** start **
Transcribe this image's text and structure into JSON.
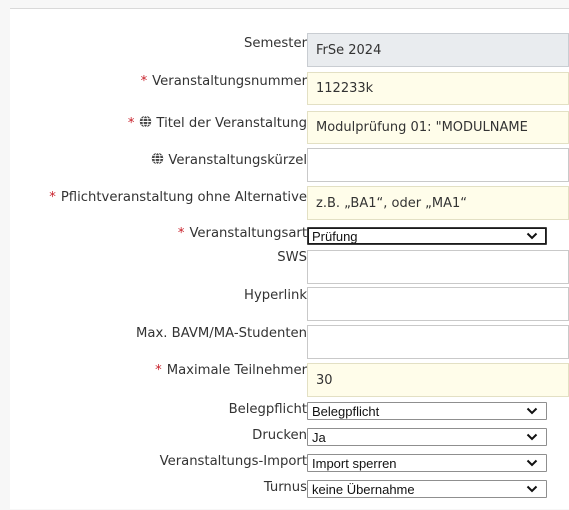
{
  "form": {
    "semester": {
      "label": "Semester",
      "value": "FrSe 2024"
    },
    "veranstaltungsnummer": {
      "required": "*",
      "label": "Veranstaltungsnummer",
      "value": "112233k"
    },
    "titel": {
      "required": "*",
      "label": "Titel der Veranstaltung",
      "value": "Modulprüfung 01: \"MODULNAME"
    },
    "kuerzel": {
      "label": "Veranstaltungskürzel",
      "value": ""
    },
    "pflicht": {
      "required": "*",
      "label": "Pflichtveranstaltung ohne Alternative",
      "placeholder": "z.B. „BA1“, oder „MA1“"
    },
    "art": {
      "required": "*",
      "label": "Veranstaltungsart",
      "value": "Prüfung"
    },
    "sws": {
      "label": "SWS",
      "value": ""
    },
    "hyperlink": {
      "label": "Hyperlink",
      "value": ""
    },
    "max_ba": {
      "label": "Max. BAVM/MA-Studenten",
      "value": ""
    },
    "max_teil": {
      "required": "*",
      "label": "Maximale Teilnehmer",
      "value": "30"
    },
    "belegpflicht": {
      "label": "Belegpflicht",
      "value": "Belegpflicht"
    },
    "drucken": {
      "label": "Drucken",
      "value": "Ja"
    },
    "import": {
      "label": "Veranstaltungs-Import",
      "value": "Import sperren"
    },
    "turnus": {
      "label": "Turnus",
      "value": "keine Übernahme"
    }
  },
  "icons": {
    "globe": "globe-icon",
    "chevron": "chevron-down-icon"
  },
  "colors": {
    "required": "#c8202a",
    "readonly_bg": "#e9ecef",
    "required_bg": "#fffdea"
  }
}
** end **
- [EXERCISE PROMPT] Quote the preceding listing precisely and completely, omitting its images.

- [SOLVED EXERCISE]
Transcribe this image's text and structure into JSON.
{
  "form": {
    "semester": {
      "label": "Semester",
      "value": "FrSe 2024"
    },
    "veranstaltungsnummer": {
      "required": "*",
      "label": "Veranstaltungsnummer",
      "value": "112233k"
    },
    "titel": {
      "required": "*",
      "label": "Titel der Veranstaltung",
      "value": "Modulprüfung 01: \"MODULNAME"
    },
    "kuerzel": {
      "label": "Veranstaltungskürzel",
      "value": ""
    },
    "pflicht": {
      "required": "*",
      "label": "Pflichtveranstaltung ohne Alternative",
      "placeholder": "z.B. „BA1“, oder „MA1“"
    },
    "art": {
      "required": "*",
      "label": "Veranstaltungsart",
      "value": "Prüfung"
    },
    "sws": {
      "label": "SWS",
      "value": ""
    },
    "hyperlink": {
      "label": "Hyperlink",
      "value": ""
    },
    "max_ba": {
      "label": "Max. BAVM/MA-Studenten",
      "value": ""
    },
    "max_teil": {
      "required": "*",
      "label": "Maximale Teilnehmer",
      "value": "30"
    },
    "belegpflicht": {
      "label": "Belegpflicht",
      "value": "Belegpflicht"
    },
    "drucken": {
      "label": "Drucken",
      "value": "Ja"
    },
    "import": {
      "label": "Veranstaltungs-Import",
      "value": "Import sperren"
    },
    "turnus": {
      "label": "Turnus",
      "value": "keine Übernahme"
    }
  },
  "icons": {
    "globe": "globe-icon",
    "chevron": "chevron-down-icon"
  },
  "colors": {
    "required": "#c8202a",
    "readonly_bg": "#e9ecef",
    "required_bg": "#fffdea"
  }
}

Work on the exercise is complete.